*Do this*: Every record must be repeated exactly, with no omission.

*Given entries*:
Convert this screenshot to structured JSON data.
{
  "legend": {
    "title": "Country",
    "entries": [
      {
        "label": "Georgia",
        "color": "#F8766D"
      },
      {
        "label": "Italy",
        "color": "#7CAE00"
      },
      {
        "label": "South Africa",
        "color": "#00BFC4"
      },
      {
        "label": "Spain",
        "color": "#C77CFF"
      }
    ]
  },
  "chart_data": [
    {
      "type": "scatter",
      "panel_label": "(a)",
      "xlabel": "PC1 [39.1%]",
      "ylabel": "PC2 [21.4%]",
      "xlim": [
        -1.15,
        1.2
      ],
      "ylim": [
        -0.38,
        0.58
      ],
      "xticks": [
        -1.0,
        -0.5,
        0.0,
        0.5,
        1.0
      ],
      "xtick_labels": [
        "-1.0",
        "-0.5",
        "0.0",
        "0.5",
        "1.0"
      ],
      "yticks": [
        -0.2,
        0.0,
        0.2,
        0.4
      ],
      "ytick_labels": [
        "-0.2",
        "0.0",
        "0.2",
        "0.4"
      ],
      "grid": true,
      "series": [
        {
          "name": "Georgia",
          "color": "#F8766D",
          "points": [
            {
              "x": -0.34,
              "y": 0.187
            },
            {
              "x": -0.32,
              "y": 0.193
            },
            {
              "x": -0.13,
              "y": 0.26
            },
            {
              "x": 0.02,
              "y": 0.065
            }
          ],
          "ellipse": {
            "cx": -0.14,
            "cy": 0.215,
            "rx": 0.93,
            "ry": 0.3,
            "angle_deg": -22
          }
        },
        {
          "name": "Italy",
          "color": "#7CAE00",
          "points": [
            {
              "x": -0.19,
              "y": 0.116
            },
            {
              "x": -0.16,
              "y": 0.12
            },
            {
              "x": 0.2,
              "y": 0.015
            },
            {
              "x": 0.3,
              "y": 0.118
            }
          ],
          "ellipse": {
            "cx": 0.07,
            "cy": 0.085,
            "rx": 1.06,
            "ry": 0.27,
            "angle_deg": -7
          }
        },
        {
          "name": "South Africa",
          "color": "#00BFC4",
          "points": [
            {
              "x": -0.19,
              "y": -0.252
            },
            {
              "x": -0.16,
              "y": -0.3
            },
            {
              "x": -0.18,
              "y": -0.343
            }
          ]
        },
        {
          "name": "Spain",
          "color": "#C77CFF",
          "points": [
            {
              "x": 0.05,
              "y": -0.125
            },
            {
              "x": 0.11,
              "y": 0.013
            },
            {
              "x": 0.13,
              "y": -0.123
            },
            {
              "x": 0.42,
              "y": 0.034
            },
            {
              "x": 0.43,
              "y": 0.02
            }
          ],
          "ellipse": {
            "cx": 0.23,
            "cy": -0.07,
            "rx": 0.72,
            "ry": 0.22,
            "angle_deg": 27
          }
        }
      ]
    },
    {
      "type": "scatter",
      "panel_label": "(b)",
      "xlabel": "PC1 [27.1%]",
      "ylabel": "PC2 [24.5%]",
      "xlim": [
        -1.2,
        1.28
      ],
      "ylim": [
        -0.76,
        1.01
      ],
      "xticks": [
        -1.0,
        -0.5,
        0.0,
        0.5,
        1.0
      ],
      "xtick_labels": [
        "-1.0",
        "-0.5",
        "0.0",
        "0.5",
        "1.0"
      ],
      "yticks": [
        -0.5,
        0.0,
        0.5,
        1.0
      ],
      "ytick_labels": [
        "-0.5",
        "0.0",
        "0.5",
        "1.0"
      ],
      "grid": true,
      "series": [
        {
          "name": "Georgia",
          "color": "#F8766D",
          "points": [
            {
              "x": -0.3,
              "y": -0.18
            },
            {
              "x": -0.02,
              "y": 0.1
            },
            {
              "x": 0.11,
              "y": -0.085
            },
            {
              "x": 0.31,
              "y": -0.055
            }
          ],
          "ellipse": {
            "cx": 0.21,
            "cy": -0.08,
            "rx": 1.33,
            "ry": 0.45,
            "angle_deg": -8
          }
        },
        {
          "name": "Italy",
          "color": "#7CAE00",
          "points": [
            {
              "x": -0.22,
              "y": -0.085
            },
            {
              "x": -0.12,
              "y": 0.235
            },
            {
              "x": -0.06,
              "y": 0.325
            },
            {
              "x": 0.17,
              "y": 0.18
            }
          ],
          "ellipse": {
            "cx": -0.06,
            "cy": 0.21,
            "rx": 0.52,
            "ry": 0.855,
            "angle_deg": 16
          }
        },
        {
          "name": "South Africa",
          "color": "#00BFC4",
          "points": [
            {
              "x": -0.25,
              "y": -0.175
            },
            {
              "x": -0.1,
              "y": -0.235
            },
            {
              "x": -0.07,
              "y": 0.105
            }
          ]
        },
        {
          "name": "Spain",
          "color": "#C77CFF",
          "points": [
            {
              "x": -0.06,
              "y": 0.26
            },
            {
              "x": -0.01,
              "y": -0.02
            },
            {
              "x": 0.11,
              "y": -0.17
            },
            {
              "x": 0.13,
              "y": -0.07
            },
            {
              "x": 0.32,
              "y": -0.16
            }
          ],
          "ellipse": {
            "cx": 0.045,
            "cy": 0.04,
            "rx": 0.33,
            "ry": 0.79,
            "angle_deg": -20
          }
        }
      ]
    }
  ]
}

*Reply to the exercise*:
Convert this screenshot to structured JSON data.
{
  "legend": {
    "title": "Country",
    "entries": [
      {
        "label": "Georgia",
        "color": "#F8766D"
      },
      {
        "label": "Italy",
        "color": "#7CAE00"
      },
      {
        "label": "South Africa",
        "color": "#00BFC4"
      },
      {
        "label": "Spain",
        "color": "#C77CFF"
      }
    ]
  },
  "chart_data": [
    {
      "type": "scatter",
      "panel_label": "(a)",
      "xlabel": "PC1 [39.1%]",
      "ylabel": "PC2 [21.4%]",
      "xlim": [
        -1.15,
        1.2
      ],
      "ylim": [
        -0.38,
        0.58
      ],
      "xticks": [
        -1.0,
        -0.5,
        0.0,
        0.5,
        1.0
      ],
      "xtick_labels": [
        "-1.0",
        "-0.5",
        "0.0",
        "0.5",
        "1.0"
      ],
      "yticks": [
        -0.2,
        0.0,
        0.2,
        0.4
      ],
      "ytick_labels": [
        "-0.2",
        "0.0",
        "0.2",
        "0.4"
      ],
      "grid": true,
      "series": [
        {
          "name": "Georgia",
          "color": "#F8766D",
          "points": [
            {
              "x": -0.34,
              "y": 0.187
            },
            {
              "x": -0.32,
              "y": 0.193
            },
            {
              "x": -0.13,
              "y": 0.26
            },
            {
              "x": 0.02,
              "y": 0.065
            }
          ],
          "ellipse": {
            "cx": -0.14,
            "cy": 0.215,
            "rx": 0.93,
            "ry": 0.3,
            "angle_deg": -22
          }
        },
        {
          "name": "Italy",
          "color": "#7CAE00",
          "points": [
            {
              "x": -0.19,
              "y": 0.116
            },
            {
              "x": -0.16,
              "y": 0.12
            },
            {
              "x": 0.2,
              "y": 0.015
            },
            {
              "x": 0.3,
              "y": 0.118
            }
          ],
          "ellipse": {
            "cx": 0.07,
            "cy": 0.085,
            "rx": 1.06,
            "ry": 0.27,
            "angle_deg": -7
          }
        },
        {
          "name": "South Africa",
          "color": "#00BFC4",
          "points": [
            {
              "x": -0.19,
              "y": -0.252
            },
            {
              "x": -0.16,
              "y": -0.3
            },
            {
              "x": -0.18,
              "y": -0.343
            }
          ]
        },
        {
          "name": "Spain",
          "color": "#C77CFF",
          "points": [
            {
              "x": 0.05,
              "y": -0.125
            },
            {
              "x": 0.11,
              "y": 0.013
            },
            {
              "x": 0.13,
              "y": -0.123
            },
            {
              "x": 0.42,
              "y": 0.034
            },
            {
              "x": 0.43,
              "y": 0.02
            }
          ],
          "ellipse": {
            "cx": 0.23,
            "cy": -0.07,
            "rx": 0.72,
            "ry": 0.22,
            "angle_deg": 27
          }
        }
      ]
    },
    {
      "type": "scatter",
      "panel_label": "(b)",
      "xlabel": "PC1 [27.1%]",
      "ylabel": "PC2 [24.5%]",
      "xlim": [
        -1.2,
        1.28
      ],
      "ylim": [
        -0.76,
        1.01
      ],
      "xticks": [
        -1.0,
        -0.5,
        0.0,
        0.5,
        1.0
      ],
      "xtick_labels": [
        "-1.0",
        "-0.5",
        "0.0",
        "0.5",
        "1.0"
      ],
      "yticks": [
        -0.5,
        0.0,
        0.5,
        1.0
      ],
      "ytick_labels": [
        "-0.5",
        "0.0",
        "0.5",
        "1.0"
      ],
      "grid": true,
      "series": [
        {
          "name": "Georgia",
          "color": "#F8766D",
          "points": [
            {
              "x": -0.3,
              "y": -0.18
            },
            {
              "x": -0.02,
              "y": 0.1
            },
            {
              "x": 0.11,
              "y": -0.085
            },
            {
              "x": 0.31,
              "y": -0.055
            }
          ],
          "ellipse": {
            "cx": 0.21,
            "cy": -0.08,
            "rx": 1.33,
            "ry": 0.45,
            "angle_deg": -8
          }
        },
        {
          "name": "Italy",
          "color": "#7CAE00",
          "points": [
            {
              "x": -0.22,
              "y": -0.085
            },
            {
              "x": -0.12,
              "y": 0.235
            },
            {
              "x": -0.06,
              "y": 0.325
            },
            {
              "x": 0.17,
              "y": 0.18
            }
          ],
          "ellipse": {
            "cx": -0.06,
            "cy": 0.21,
            "rx": 0.52,
            "ry": 0.855,
            "angle_deg": 16
          }
        },
        {
          "name": "South Africa",
          "color": "#00BFC4",
          "points": [
            {
              "x": -0.25,
              "y": -0.175
            },
            {
              "x": -0.1,
              "y": -0.235
            },
            {
              "x": -0.07,
              "y": 0.105
            }
          ]
        },
        {
          "name": "Spain",
          "color": "#C77CFF",
          "points": [
            {
              "x": -0.06,
              "y": 0.26
            },
            {
              "x": -0.01,
              "y": -0.02
            },
            {
              "x": 0.11,
              "y": -0.17
            },
            {
              "x": 0.13,
              "y": -0.07
            },
            {
              "x": 0.32,
              "y": -0.16
            }
          ],
          "ellipse": {
            "cx": 0.045,
            "cy": 0.04,
            "rx": 0.33,
            "ry": 0.79,
            "angle_deg": -20
          }
        }
      ]
    }
  ]
}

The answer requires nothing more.